(Items from a figure collection)
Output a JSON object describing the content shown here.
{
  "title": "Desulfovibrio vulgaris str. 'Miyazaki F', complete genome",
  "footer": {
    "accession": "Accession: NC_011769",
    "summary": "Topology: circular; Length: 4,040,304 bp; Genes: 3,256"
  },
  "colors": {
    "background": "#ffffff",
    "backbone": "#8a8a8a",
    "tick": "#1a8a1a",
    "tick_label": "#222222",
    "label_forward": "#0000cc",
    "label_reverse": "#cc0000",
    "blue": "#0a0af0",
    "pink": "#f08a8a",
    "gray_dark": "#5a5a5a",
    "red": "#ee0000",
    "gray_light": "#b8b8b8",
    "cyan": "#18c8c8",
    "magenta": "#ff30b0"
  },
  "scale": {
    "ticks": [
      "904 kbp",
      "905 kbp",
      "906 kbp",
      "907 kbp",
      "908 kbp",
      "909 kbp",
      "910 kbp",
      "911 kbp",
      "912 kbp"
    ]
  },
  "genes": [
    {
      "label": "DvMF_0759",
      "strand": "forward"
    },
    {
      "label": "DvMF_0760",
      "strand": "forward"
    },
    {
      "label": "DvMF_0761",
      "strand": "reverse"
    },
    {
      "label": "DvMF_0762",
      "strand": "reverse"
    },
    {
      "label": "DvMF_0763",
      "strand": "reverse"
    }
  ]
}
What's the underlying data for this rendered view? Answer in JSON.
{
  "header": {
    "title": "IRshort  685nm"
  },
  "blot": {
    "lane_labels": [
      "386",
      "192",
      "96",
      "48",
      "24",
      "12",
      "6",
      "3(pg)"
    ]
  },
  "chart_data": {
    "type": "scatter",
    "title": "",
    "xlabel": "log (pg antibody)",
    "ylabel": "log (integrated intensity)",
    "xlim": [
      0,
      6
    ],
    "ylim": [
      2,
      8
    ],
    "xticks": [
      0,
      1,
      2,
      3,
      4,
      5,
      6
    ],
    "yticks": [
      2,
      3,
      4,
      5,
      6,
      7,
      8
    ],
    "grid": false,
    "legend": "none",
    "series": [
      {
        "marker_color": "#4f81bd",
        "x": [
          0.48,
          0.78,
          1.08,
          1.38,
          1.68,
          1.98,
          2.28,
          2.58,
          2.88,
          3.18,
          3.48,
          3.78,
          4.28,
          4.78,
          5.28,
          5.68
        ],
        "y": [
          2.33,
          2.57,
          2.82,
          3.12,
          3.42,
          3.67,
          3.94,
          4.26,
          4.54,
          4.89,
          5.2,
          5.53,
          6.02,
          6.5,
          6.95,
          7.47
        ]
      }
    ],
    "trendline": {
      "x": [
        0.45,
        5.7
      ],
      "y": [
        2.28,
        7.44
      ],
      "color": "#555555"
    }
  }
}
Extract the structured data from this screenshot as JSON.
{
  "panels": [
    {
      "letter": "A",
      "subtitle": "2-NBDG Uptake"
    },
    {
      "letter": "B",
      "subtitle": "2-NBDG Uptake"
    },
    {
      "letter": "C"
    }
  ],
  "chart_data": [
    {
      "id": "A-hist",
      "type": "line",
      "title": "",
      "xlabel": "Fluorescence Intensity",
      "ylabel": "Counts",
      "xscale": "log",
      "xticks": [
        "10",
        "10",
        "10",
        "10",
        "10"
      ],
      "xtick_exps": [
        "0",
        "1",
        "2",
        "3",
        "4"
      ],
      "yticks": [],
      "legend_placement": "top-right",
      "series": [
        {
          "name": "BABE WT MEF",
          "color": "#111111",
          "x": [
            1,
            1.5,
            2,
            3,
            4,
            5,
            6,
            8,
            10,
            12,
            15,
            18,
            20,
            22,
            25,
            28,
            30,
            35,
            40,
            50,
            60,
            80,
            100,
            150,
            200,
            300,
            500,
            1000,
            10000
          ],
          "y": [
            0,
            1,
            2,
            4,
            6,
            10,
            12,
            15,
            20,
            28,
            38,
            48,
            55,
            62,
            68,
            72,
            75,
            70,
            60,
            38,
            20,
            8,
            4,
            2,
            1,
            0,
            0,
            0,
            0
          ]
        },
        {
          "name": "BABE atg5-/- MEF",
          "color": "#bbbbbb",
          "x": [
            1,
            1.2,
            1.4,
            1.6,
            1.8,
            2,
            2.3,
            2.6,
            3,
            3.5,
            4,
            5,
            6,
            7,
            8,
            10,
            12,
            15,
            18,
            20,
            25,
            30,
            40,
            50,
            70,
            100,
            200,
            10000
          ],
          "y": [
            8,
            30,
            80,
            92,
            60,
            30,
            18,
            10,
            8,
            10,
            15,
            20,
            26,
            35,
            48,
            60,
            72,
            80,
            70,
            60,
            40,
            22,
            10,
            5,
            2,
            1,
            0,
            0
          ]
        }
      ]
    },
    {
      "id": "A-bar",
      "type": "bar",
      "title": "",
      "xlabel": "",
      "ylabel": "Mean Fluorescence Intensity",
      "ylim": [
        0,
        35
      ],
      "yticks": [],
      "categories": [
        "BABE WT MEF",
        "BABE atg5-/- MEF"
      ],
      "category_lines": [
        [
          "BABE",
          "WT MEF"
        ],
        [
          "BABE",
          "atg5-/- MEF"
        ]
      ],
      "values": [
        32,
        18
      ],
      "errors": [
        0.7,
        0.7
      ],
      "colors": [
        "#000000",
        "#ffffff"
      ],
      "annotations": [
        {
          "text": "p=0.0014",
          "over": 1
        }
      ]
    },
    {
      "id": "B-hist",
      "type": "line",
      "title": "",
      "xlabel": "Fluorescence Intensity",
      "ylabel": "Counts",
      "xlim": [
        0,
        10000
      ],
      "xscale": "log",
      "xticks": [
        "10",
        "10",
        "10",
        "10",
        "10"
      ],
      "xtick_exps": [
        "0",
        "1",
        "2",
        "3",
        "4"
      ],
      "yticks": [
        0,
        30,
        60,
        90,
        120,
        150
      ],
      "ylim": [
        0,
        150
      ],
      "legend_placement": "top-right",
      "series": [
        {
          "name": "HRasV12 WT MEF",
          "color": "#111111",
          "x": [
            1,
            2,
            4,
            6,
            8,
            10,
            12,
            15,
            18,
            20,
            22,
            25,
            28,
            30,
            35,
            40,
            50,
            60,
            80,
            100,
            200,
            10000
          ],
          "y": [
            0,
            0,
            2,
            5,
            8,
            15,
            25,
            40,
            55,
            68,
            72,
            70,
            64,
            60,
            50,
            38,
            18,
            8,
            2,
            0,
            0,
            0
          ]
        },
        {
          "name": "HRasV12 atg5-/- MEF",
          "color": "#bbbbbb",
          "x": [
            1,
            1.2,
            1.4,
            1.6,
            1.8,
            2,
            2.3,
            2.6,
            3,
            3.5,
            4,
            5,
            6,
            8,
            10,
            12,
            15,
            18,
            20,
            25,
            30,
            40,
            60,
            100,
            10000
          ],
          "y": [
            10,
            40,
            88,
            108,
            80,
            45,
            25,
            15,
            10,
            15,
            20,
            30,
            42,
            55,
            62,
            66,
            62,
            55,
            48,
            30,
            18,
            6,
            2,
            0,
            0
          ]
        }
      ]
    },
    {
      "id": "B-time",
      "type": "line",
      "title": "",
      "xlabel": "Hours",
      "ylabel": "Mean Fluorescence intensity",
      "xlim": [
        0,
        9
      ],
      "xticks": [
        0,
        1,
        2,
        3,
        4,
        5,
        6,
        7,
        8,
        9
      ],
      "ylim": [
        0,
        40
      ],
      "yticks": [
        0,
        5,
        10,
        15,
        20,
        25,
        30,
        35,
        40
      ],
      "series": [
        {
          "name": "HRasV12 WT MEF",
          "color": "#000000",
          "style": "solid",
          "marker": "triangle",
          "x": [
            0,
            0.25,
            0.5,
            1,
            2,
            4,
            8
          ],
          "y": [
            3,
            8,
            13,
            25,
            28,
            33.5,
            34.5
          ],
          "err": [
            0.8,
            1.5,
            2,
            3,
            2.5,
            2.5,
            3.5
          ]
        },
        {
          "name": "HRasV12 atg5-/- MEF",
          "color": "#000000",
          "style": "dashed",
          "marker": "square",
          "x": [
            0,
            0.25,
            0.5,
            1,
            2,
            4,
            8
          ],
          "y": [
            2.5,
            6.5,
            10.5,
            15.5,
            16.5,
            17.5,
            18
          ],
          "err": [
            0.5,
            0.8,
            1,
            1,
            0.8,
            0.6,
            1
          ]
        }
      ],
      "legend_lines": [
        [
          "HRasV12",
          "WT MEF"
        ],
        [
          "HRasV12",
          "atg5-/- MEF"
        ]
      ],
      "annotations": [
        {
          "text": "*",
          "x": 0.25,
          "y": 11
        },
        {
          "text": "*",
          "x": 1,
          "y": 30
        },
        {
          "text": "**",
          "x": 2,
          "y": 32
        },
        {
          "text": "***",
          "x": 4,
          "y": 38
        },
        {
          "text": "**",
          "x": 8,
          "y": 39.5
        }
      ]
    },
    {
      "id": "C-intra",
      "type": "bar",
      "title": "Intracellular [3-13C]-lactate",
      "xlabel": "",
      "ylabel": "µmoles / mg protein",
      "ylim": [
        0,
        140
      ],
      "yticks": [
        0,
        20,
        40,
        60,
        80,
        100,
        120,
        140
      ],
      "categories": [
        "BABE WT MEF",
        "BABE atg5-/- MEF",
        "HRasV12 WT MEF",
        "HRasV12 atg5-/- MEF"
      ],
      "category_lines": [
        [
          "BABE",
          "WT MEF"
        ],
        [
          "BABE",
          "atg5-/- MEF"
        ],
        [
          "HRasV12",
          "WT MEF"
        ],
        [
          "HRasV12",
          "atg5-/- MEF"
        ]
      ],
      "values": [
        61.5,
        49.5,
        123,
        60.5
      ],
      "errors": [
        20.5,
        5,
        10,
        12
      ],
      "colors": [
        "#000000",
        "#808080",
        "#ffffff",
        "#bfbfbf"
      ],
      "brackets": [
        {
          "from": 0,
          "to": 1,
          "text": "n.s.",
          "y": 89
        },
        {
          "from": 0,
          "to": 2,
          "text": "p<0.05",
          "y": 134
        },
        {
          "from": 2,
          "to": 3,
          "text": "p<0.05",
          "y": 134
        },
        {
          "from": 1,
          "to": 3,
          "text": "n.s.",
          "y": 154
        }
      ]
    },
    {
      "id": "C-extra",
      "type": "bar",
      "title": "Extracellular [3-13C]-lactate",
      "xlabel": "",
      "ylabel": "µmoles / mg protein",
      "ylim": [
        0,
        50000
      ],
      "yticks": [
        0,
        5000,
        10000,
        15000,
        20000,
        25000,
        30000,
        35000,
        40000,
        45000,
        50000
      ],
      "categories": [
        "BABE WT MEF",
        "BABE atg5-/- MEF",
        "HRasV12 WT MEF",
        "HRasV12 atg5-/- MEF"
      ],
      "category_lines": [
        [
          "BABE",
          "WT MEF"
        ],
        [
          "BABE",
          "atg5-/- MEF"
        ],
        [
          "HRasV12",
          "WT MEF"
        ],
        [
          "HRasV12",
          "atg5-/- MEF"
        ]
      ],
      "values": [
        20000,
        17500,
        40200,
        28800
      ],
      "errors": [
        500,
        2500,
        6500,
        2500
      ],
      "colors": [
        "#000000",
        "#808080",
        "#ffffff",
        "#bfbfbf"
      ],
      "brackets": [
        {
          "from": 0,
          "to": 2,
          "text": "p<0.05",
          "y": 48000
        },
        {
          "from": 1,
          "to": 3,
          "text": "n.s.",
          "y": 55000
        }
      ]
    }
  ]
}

> What is needed: Among the records above, which lines hold the word "lactate"? Copy each one.

> Task response:
      "title": "Intracellular [3-13C]-lactate",
      "title": "Extracellular [3-13C]-lactate",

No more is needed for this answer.